DIRECTIONS: Return all lines that include the string "color".

PROVIDED INFORMATION:
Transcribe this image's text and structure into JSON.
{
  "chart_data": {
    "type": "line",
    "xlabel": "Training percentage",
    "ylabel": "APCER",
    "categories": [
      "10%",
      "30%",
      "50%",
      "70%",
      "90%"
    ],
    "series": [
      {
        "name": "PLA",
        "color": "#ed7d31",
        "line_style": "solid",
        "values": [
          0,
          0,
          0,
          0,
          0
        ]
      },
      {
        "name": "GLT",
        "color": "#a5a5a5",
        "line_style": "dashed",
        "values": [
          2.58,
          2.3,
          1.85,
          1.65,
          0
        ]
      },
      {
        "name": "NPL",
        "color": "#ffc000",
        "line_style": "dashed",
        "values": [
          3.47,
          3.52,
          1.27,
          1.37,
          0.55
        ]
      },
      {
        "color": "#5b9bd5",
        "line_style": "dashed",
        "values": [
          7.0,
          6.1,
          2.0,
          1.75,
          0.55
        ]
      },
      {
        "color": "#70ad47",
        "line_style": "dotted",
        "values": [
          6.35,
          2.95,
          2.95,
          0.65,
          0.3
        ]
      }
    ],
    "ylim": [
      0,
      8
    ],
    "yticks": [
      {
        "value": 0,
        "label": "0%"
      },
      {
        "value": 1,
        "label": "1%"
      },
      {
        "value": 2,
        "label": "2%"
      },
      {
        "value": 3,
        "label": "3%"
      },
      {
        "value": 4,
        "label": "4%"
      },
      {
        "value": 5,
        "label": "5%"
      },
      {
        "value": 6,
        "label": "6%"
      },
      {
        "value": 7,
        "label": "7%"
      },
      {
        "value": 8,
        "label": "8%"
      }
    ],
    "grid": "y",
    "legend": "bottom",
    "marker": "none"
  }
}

SOLUTION TO THIS TASK:
        "color": "#ed7d31",
        "color": "#a5a5a5",
        "color": "#ffc000",
        "color": "#5b9bd5",
        "color": "#70ad47",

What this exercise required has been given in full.